▶ **What the task asks**
Quote the whole listing exactly. Leave the pictures out of your copy.

# Records shown start

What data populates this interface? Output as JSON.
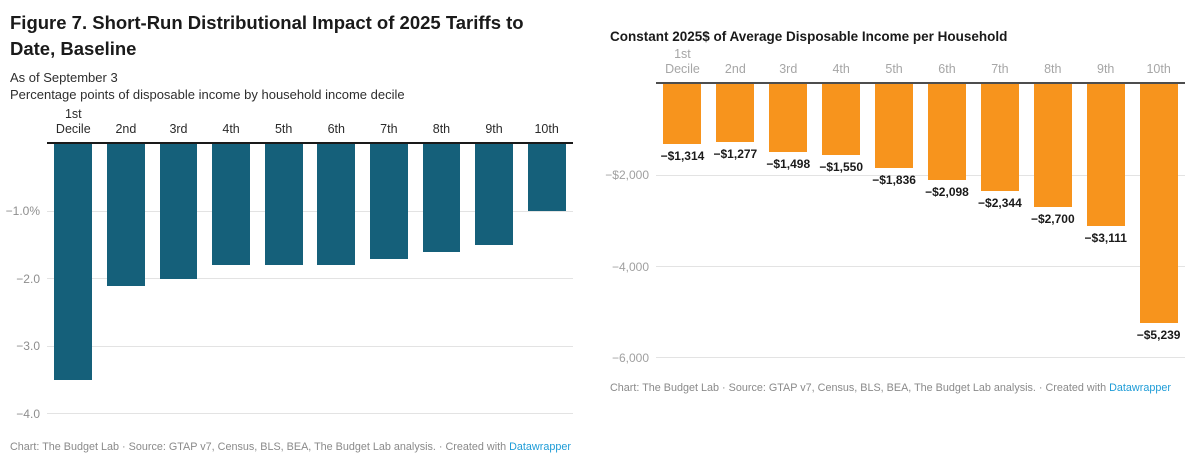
{
  "theme": {
    "background": "#ffffff",
    "link_color": "#1e9cd7",
    "muted_text_color": "#8a8a8a",
    "gridline_color": "#e3e3e3"
  },
  "chart_data": [
    {
      "type": "bar",
      "title": "Figure 7. Short-Run Distributional Impact of 2025 Tariffs to Date, Baseline",
      "title_lines": [
        "Figure 7. Short-Run Distributional Impact of 2025 Tariffs to",
        "Date, Baseline"
      ],
      "subtitle": "As of September 3",
      "axis_note": "Percentage points of disposable income by household income decile",
      "ylabel": "Percentage points of disposable income",
      "xlabel": "Household income decile",
      "categories": [
        "1st\nDecile",
        "2nd",
        "3rd",
        "4th",
        "5th",
        "6th",
        "7th",
        "8th",
        "9th",
        "10th"
      ],
      "values": [
        -3.5,
        -2.1,
        -2.0,
        -1.8,
        -1.8,
        -1.8,
        -1.7,
        -1.6,
        -1.5,
        -1.0
      ],
      "data_labels": null,
      "y_ticks": [
        {
          "value": -1.0,
          "label": "−1.0%"
        },
        {
          "value": -2.0,
          "label": "−2.0"
        },
        {
          "value": -3.0,
          "label": "−3.0"
        },
        {
          "value": -4.0,
          "label": "−4.0"
        }
      ],
      "ylim": [
        -4.2,
        0
      ],
      "grid": true,
      "legend": false,
      "bar_color": "#15607a",
      "axis_color": "#1a1a1a",
      "x_label_color": "#2b2b2b",
      "tick_label_color": "#8e8e8e",
      "footer_prefix": "Chart: The Budget Lab · Source: GTAP v7, Census, BLS, BEA, The Budget Lab analysis. · Created with ",
      "footer_link": "Datawrapper"
    },
    {
      "type": "bar",
      "title": "Constant 2025$ of Average Disposable Income per Household",
      "title_lines": [
        "Constant 2025$ of Average Disposable Income per Household"
      ],
      "subtitle": "",
      "axis_note": "",
      "ylabel": "Constant 2025 dollars of average disposable income",
      "xlabel": "Household income decile",
      "categories": [
        "1st\nDecile",
        "2nd",
        "3rd",
        "4th",
        "5th",
        "6th",
        "7th",
        "8th",
        "9th",
        "10th"
      ],
      "values": [
        -1314,
        -1277,
        -1498,
        -1550,
        -1836,
        -2098,
        -2344,
        -2700,
        -3111,
        -5239
      ],
      "data_labels": [
        "−$1,314",
        "−$1,277",
        "−$1,498",
        "−$1,550",
        "−$1,836",
        "−$2,098",
        "−$2,344",
        "−$2,700",
        "−$3,111",
        "−$5,239"
      ],
      "y_ticks": [
        {
          "value": -2000,
          "label": "−$2,000"
        },
        {
          "value": -4000,
          "label": "−4,000"
        },
        {
          "value": -6000,
          "label": "−6,000"
        }
      ],
      "ylim": [
        -6440,
        0
      ],
      "grid": true,
      "legend": false,
      "bar_color": "#f7941d",
      "axis_color": "#4d4d4d",
      "x_label_color": "#a6a6a6",
      "tick_label_color": "#a0a0a0",
      "value_label_color": "#1a1a1a",
      "footer_prefix": "Chart: The Budget Lab · Source: GTAP v7, Census, BLS, BEA, The Budget Lab analysis. · Created with ",
      "footer_link": "Datawrapper"
    }
  ]
}
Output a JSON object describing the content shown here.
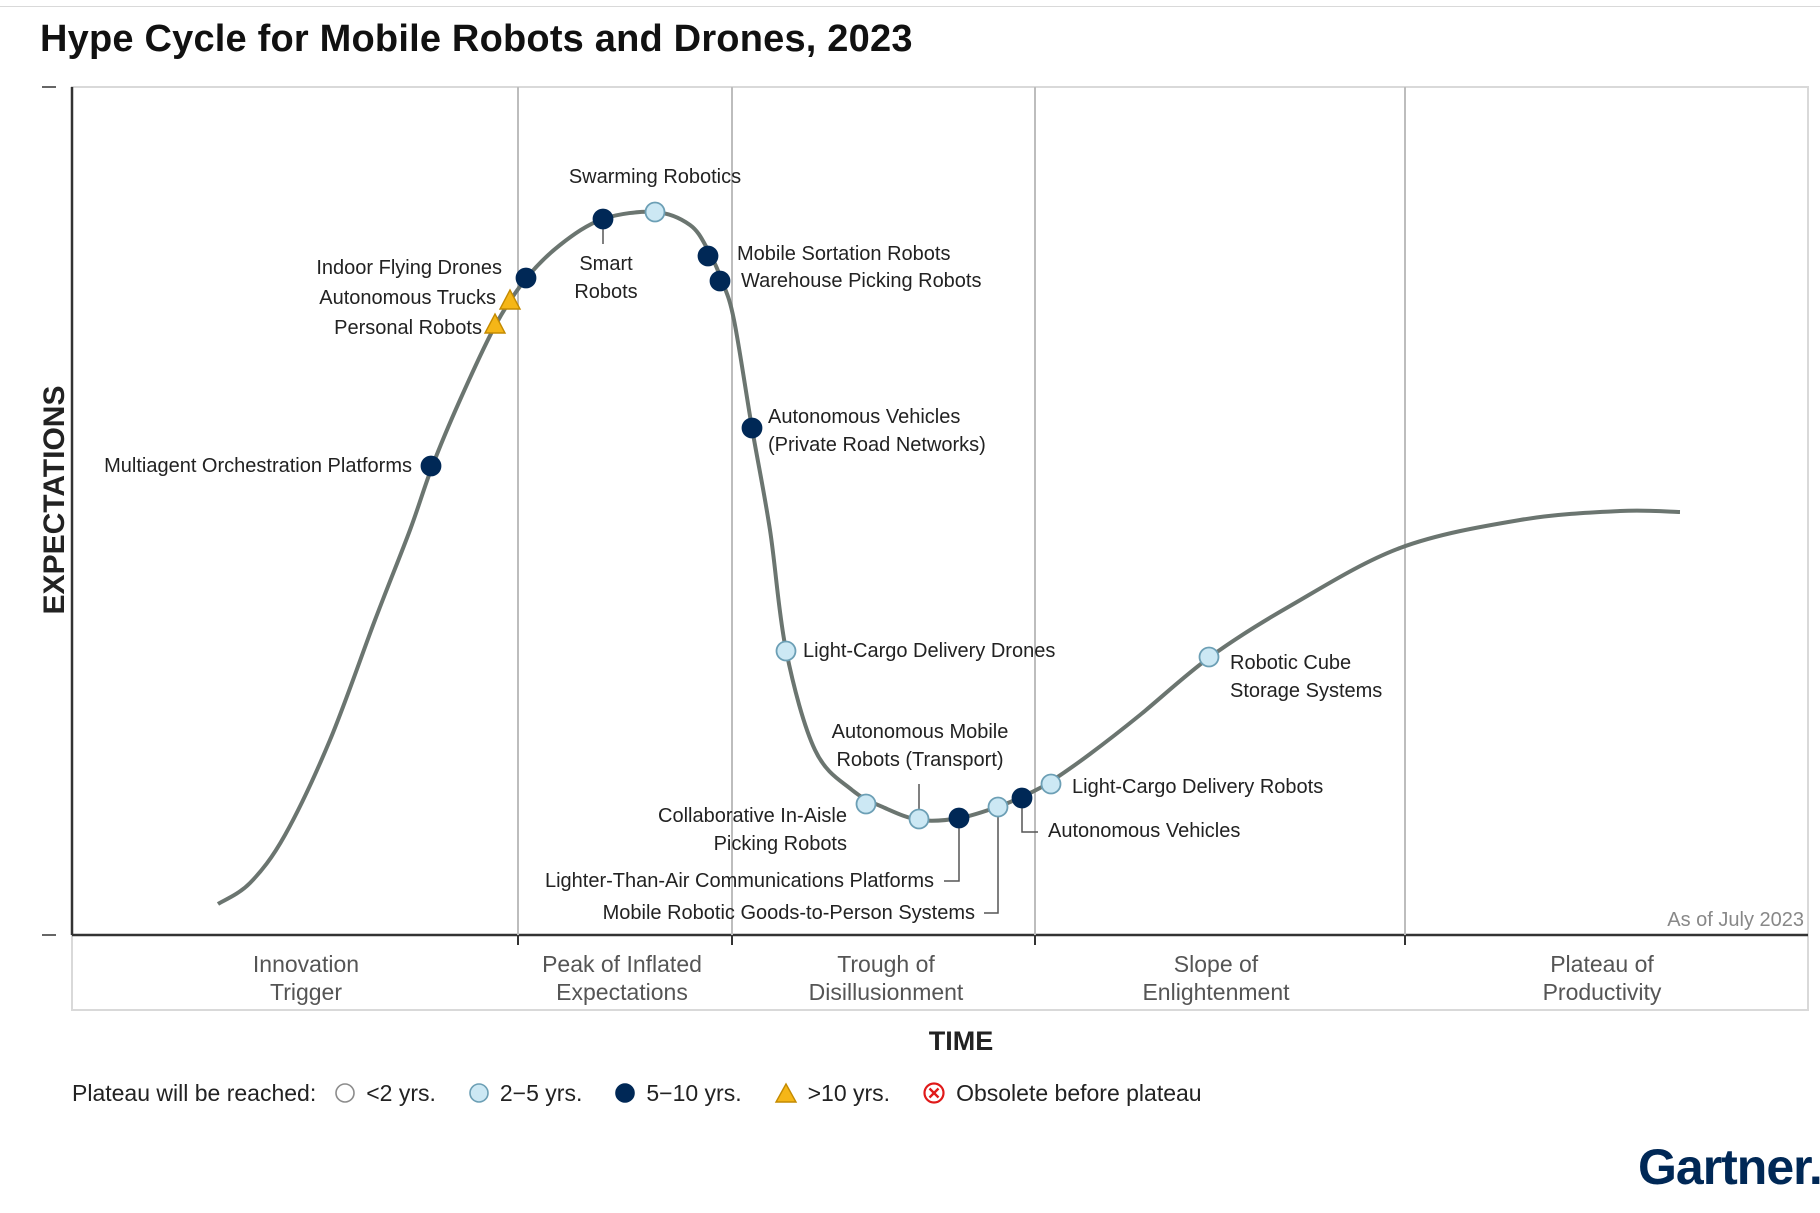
{
  "title": "Hype Cycle for Mobile Robots and Drones, 2023",
  "chart_data": {
    "type": "hype-cycle",
    "title": "Hype Cycle for Mobile Robots and Drones, 2023",
    "ylabel": "EXPECTATIONS",
    "xlabel": "TIME",
    "note": "As of July 2023",
    "phases": [
      {
        "lines": [
          "Innovation",
          "Trigger"
        ]
      },
      {
        "lines": [
          "Peak of Inflated",
          "Expectations"
        ]
      },
      {
        "lines": [
          "Trough of",
          "Disillusionment"
        ]
      },
      {
        "lines": [
          "Slope of",
          "Enlightenment"
        ]
      },
      {
        "lines": [
          "Plateau of",
          "Productivity"
        ]
      }
    ],
    "technologies": [
      {
        "name": "Multiagent Orchestration Platforms",
        "lines": [
          "Multiagent Orchestration Platforms"
        ],
        "category": "5-10"
      },
      {
        "name": "Personal Robots",
        "lines": [
          "Personal Robots"
        ],
        "category": ">10"
      },
      {
        "name": "Autonomous Trucks",
        "lines": [
          "Autonomous Trucks"
        ],
        "category": ">10"
      },
      {
        "name": "Indoor Flying Drones",
        "lines": [
          "Indoor Flying Drones"
        ],
        "category": "5-10"
      },
      {
        "name": "Smart Robots",
        "lines": [
          "Smart",
          "Robots"
        ],
        "category": "5-10"
      },
      {
        "name": "Swarming Robotics",
        "lines": [
          "Swarming Robotics"
        ],
        "category": "2-5"
      },
      {
        "name": "Mobile Sortation Robots",
        "lines": [
          "Mobile Sortation Robots"
        ],
        "category": "5-10"
      },
      {
        "name": "Warehouse Picking Robots",
        "lines": [
          "Warehouse Picking Robots"
        ],
        "category": "5-10"
      },
      {
        "name": "Autonomous Vehicles (Private Road Networks)",
        "lines": [
          "Autonomous Vehicles",
          "(Private Road Networks)"
        ],
        "category": "5-10"
      },
      {
        "name": "Light-Cargo Delivery Drones",
        "lines": [
          "Light-Cargo Delivery Drones"
        ],
        "category": "2-5"
      },
      {
        "name": "Collaborative In-Aisle Picking Robots",
        "lines": [
          "Collaborative In-Aisle",
          "Picking Robots"
        ],
        "category": "2-5"
      },
      {
        "name": "Autonomous Mobile Robots (Transport)",
        "lines": [
          "Autonomous Mobile",
          "Robots (Transport)"
        ],
        "category": "2-5"
      },
      {
        "name": "Lighter-Than-Air Communications Platforms",
        "lines": [
          "Lighter-Than-Air Communications Platforms"
        ],
        "category": "5-10"
      },
      {
        "name": "Mobile Robotic Goods-to-Person Systems",
        "lines": [
          "Mobile Robotic Goods-to-Person Systems"
        ],
        "category": "2-5"
      },
      {
        "name": "Autonomous Vehicles",
        "lines": [
          "Autonomous Vehicles"
        ],
        "category": "5-10"
      },
      {
        "name": "Light-Cargo Delivery Robots",
        "lines": [
          "Light-Cargo Delivery Robots"
        ],
        "category": "2-5"
      },
      {
        "name": "Robotic Cube Storage Systems",
        "lines": [
          "Robotic Cube",
          "Storage Systems"
        ],
        "category": "2-5"
      }
    ]
  },
  "legend": {
    "label": "Plateau will be reached:",
    "items": [
      {
        "key": "<2",
        "label": "<2 yrs."
      },
      {
        "key": "2-5",
        "label": "2−5 yrs."
      },
      {
        "key": "5-10",
        "label": "5−10 yrs."
      },
      {
        "key": ">10",
        "label": ">10 yrs."
      },
      {
        "key": "obsolete",
        "label": "Obsolete before plateau"
      }
    ]
  },
  "colors": {
    "lt2": "#ffffff",
    "c2_5": "#cce8f4",
    "c5_10": "#002856",
    "gt10": "#f5b617",
    "obsolete": "#e01a1a",
    "curve": "#6b7570"
  },
  "logo": "Gartner"
}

# Records shown end

▶ **Exercise answer**
What data populates this interface? Output as JSON.
{
  "theme": {
    "background": "#ffffff",
    "link_color": "#1e9cd7",
    "muted_text_color": "#8a8a8a",
    "gridline_color": "#e3e3e3"
  },
  "chart_data": [
    {
      "type": "bar",
      "title": "Figure 7. Short-Run Distributional Impact of 2025 Tariffs to Date, Baseline",
      "title_lines": [
        "Figure 7. Short-Run Distributional Impact of 2025 Tariffs to",
        "Date, Baseline"
      ],
      "subtitle": "As of September 3",
      "axis_note": "Percentage points of disposable income by household income decile",
      "ylabel": "Percentage points of disposable income",
      "xlabel": "Household income decile",
      "categories": [
        "1st\nDecile",
        "2nd",
        "3rd",
        "4th",
        "5th",
        "6th",
        "7th",
        "8th",
        "9th",
        "10th"
      ],
      "values": [
        -3.5,
        -2.1,
        -2.0,
        -1.8,
        -1.8,
        -1.8,
        -1.7,
        -1.6,
        -1.5,
        -1.0
      ],
      "data_labels": null,
      "y_ticks": [
        {
          "value": -1.0,
          "label": "−1.0%"
        },
        {
          "value": -2.0,
          "label": "−2.0"
        },
        {
          "value": -3.0,
          "label": "−3.0"
        },
        {
          "value": -4.0,
          "label": "−4.0"
        }
      ],
      "ylim": [
        -4.2,
        0
      ],
      "grid": true,
      "legend": false,
      "bar_color": "#15607a",
      "axis_color": "#1a1a1a",
      "x_label_color": "#2b2b2b",
      "tick_label_color": "#8e8e8e",
      "footer_prefix": "Chart: The Budget Lab · Source: GTAP v7, Census, BLS, BEA, The Budget Lab analysis. · Created with ",
      "footer_link": "Datawrapper"
    },
    {
      "type": "bar",
      "title": "Constant 2025$ of Average Disposable Income per Household",
      "title_lines": [
        "Constant 2025$ of Average Disposable Income per Household"
      ],
      "subtitle": "",
      "axis_note": "",
      "ylabel": "Constant 2025 dollars of average disposable income",
      "xlabel": "Household income decile",
      "categories": [
        "1st\nDecile",
        "2nd",
        "3rd",
        "4th",
        "5th",
        "6th",
        "7th",
        "8th",
        "9th",
        "10th"
      ],
      "values": [
        -1314,
        -1277,
        -1498,
        -1550,
        -1836,
        -2098,
        -2344,
        -2700,
        -3111,
        -5239
      ],
      "data_labels": [
        "−$1,314",
        "−$1,277",
        "−$1,498",
        "−$1,550",
        "−$1,836",
        "−$2,098",
        "−$2,344",
        "−$2,700",
        "−$3,111",
        "−$5,239"
      ],
      "y_ticks": [
        {
          "value": -2000,
          "label": "−$2,000"
        },
        {
          "value": -4000,
          "label": "−4,000"
        },
        {
          "value": -6000,
          "label": "−6,000"
        }
      ],
      "ylim": [
        -6440,
        0
      ],
      "grid": true,
      "legend": false,
      "bar_color": "#f7941d",
      "axis_color": "#4d4d4d",
      "x_label_color": "#a6a6a6",
      "tick_label_color": "#a0a0a0",
      "value_label_color": "#1a1a1a",
      "footer_prefix": "Chart: The Budget Lab · Source: GTAP v7, Census, BLS, BEA, The Budget Lab analysis. · Created with ",
      "footer_link": "Datawrapper"
    }
  ]
}
Output a JSON object describing the content shown here.
{
  "title": "Hype Cycle for Mobile Robots and Drones, 2023",
  "chart_data": {
    "type": "hype-cycle",
    "title": "Hype Cycle for Mobile Robots and Drones, 2023",
    "ylabel": "EXPECTATIONS",
    "xlabel": "TIME",
    "note": "As of July 2023",
    "phases": [
      {
        "lines": [
          "Innovation",
          "Trigger"
        ]
      },
      {
        "lines": [
          "Peak of Inflated",
          "Expectations"
        ]
      },
      {
        "lines": [
          "Trough of",
          "Disillusionment"
        ]
      },
      {
        "lines": [
          "Slope of",
          "Enlightenment"
        ]
      },
      {
        "lines": [
          "Plateau of",
          "Productivity"
        ]
      }
    ],
    "technologies": [
      {
        "name": "Multiagent Orchestration Platforms",
        "lines": [
          "Multiagent Orchestration Platforms"
        ],
        "category": "5-10"
      },
      {
        "name": "Personal Robots",
        "lines": [
          "Personal Robots"
        ],
        "category": ">10"
      },
      {
        "name": "Autonomous Trucks",
        "lines": [
          "Autonomous Trucks"
        ],
        "category": ">10"
      },
      {
        "name": "Indoor Flying Drones",
        "lines": [
          "Indoor Flying Drones"
        ],
        "category": "5-10"
      },
      {
        "name": "Smart Robots",
        "lines": [
          "Smart",
          "Robots"
        ],
        "category": "5-10"
      },
      {
        "name": "Swarming Robotics",
        "lines": [
          "Swarming Robotics"
        ],
        "category": "2-5"
      },
      {
        "name": "Mobile Sortation Robots",
        "lines": [
          "Mobile Sortation Robots"
        ],
        "category": "5-10"
      },
      {
        "name": "Warehouse Picking Robots",
        "lines": [
          "Warehouse Picking Robots"
        ],
        "category": "5-10"
      },
      {
        "name": "Autonomous Vehicles (Private Road Networks)",
        "lines": [
          "Autonomous Vehicles",
          "(Private Road Networks)"
        ],
        "category": "5-10"
      },
      {
        "name": "Light-Cargo Delivery Drones",
        "lines": [
          "Light-Cargo Delivery Drones"
        ],
        "category": "2-5"
      },
      {
        "name": "Collaborative In-Aisle Picking Robots",
        "lines": [
          "Collaborative In-Aisle",
          "Picking Robots"
        ],
        "category": "2-5"
      },
      {
        "name": "Autonomous Mobile Robots (Transport)",
        "lines": [
          "Autonomous Mobile",
          "Robots (Transport)"
        ],
        "category": "2-5"
      },
      {
        "name": "Lighter-Than-Air Communications Platforms",
        "lines": [
          "Lighter-Than-Air Communications Platforms"
        ],
        "category": "5-10"
      },
      {
        "name": "Mobile Robotic Goods-to-Person Systems",
        "lines": [
          "Mobile Robotic Goods-to-Person Systems"
        ],
        "category": "2-5"
      },
      {
        "name": "Autonomous Vehicles",
        "lines": [
          "Autonomous Vehicles"
        ],
        "category": "5-10"
      },
      {
        "name": "Light-Cargo Delivery Robots",
        "lines": [
          "Light-Cargo Delivery Robots"
        ],
        "category": "2-5"
      },
      {
        "name": "Robotic Cube Storage Systems",
        "lines": [
          "Robotic Cube",
          "Storage Systems"
        ],
        "category": "2-5"
      }
    ]
  },
  "legend": {
    "label": "Plateau will be reached:",
    "items": [
      {
        "key": "<2",
        "label": "<2 yrs."
      },
      {
        "key": "2-5",
        "label": "2−5 yrs."
      },
      {
        "key": "5-10",
        "label": "5−10 yrs."
      },
      {
        "key": ">10",
        "label": ">10 yrs."
      },
      {
        "key": "obsolete",
        "label": "Obsolete before plateau"
      }
    ]
  },
  "colors": {
    "lt2": "#ffffff",
    "c2_5": "#cce8f4",
    "c5_10": "#002856",
    "gt10": "#f5b617",
    "obsolete": "#e01a1a",
    "curve": "#6b7570"
  },
  "logo": "Gartner"
}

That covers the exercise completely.